(Collected data entries)
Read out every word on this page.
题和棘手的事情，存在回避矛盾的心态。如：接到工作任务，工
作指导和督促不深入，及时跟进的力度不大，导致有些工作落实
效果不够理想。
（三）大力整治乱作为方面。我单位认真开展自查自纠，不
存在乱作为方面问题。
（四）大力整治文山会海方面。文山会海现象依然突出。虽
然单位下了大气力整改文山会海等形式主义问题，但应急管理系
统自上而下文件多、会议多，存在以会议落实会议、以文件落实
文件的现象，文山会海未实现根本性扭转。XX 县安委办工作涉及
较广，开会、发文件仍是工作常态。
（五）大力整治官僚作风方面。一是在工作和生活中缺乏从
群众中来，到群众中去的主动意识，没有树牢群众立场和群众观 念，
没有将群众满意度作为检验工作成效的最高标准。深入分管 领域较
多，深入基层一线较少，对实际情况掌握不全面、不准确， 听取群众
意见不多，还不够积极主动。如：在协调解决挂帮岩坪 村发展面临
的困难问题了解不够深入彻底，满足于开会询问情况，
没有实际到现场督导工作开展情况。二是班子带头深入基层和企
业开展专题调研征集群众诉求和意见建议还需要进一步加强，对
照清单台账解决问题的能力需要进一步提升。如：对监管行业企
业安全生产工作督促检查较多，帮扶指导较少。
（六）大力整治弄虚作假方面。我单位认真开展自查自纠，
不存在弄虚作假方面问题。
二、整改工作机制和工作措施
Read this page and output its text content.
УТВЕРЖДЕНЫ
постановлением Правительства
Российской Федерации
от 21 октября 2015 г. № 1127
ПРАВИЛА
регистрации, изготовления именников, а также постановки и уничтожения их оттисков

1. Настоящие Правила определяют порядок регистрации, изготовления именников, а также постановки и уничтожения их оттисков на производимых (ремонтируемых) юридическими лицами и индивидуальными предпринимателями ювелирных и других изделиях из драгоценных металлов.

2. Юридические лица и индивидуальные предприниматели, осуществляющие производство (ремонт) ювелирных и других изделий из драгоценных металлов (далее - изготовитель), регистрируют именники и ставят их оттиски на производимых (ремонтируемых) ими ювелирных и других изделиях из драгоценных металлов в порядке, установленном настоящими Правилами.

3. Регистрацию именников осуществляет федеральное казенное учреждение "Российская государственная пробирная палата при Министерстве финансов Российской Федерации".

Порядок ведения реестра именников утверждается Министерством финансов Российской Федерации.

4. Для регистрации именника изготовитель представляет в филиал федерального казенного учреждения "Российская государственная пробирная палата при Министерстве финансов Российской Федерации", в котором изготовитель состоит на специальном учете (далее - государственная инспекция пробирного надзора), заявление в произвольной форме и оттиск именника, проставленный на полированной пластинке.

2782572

What you should do = Report the number of lines in the listing where the string "page" appears, and nothing besides.

Solution below = 2